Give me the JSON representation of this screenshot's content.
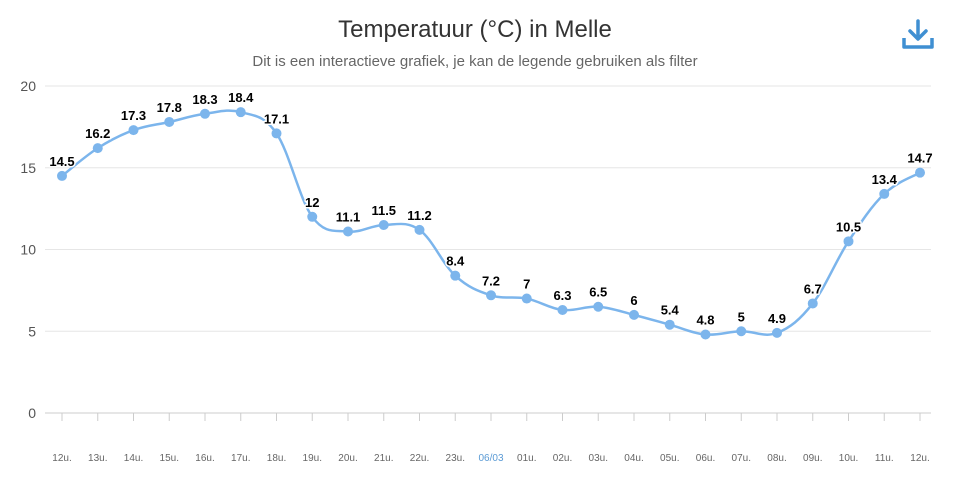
{
  "header": {
    "title": "Temperatuur (°C) in Melle",
    "subtitle": "Dit is een interactieve grafiek, je kan de legende gebruiken als filter"
  },
  "toolbar": {
    "download_icon": "download-icon"
  },
  "colors": {
    "series": "#7cb5ec",
    "grid": "#e6e6e6",
    "highlight_tick": "#5b9bd5"
  },
  "chart_data": {
    "type": "line",
    "title": "Temperatuur (°C) in Melle",
    "subtitle": "Dit is een interactieve grafiek, je kan de legende gebruiken als filter",
    "categories": [
      "12u.",
      "13u.",
      "14u.",
      "15u.",
      "16u.",
      "17u.",
      "18u.",
      "19u.",
      "20u.",
      "21u.",
      "22u.",
      "23u.",
      "06/03",
      "01u.",
      "02u.",
      "03u.",
      "04u.",
      "05u.",
      "06u.",
      "07u.",
      "08u.",
      "09u.",
      "10u.",
      "11u.",
      "12u."
    ],
    "highlighted_category": "06/03",
    "series": [
      {
        "values": [
          14.5,
          16.2,
          17.3,
          17.8,
          18.3,
          18.4,
          17.1,
          12,
          11.1,
          11.5,
          11.2,
          8.4,
          7.2,
          7,
          6.3,
          6.5,
          6,
          5.4,
          4.8,
          5,
          4.9,
          6.7,
          10.5,
          13.4,
          14.7
        ]
      }
    ],
    "yticks": [
      0,
      5,
      10,
      15,
      20
    ],
    "ylim": [
      0,
      20
    ],
    "grid": true,
    "legend": "none",
    "data_labels": true
  }
}
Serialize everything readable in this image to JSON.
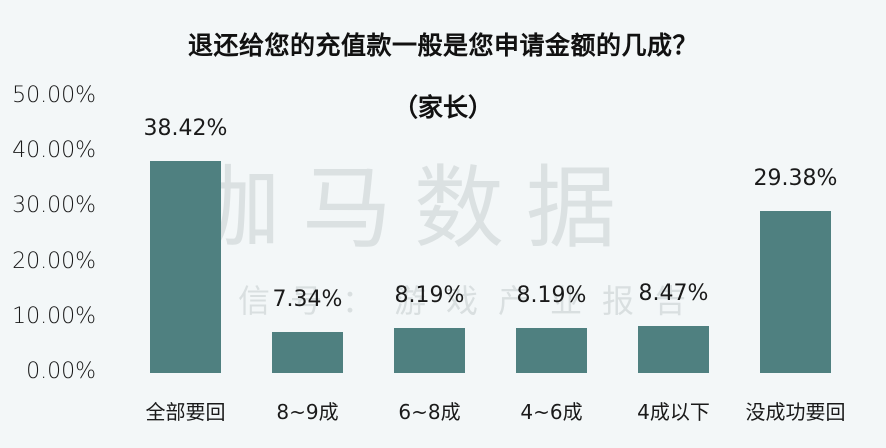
******************************
▶ **Required task**:
Give solely the number of lines in the data that contain the string "gebruiken".

▶ **Answer to the problem**:
2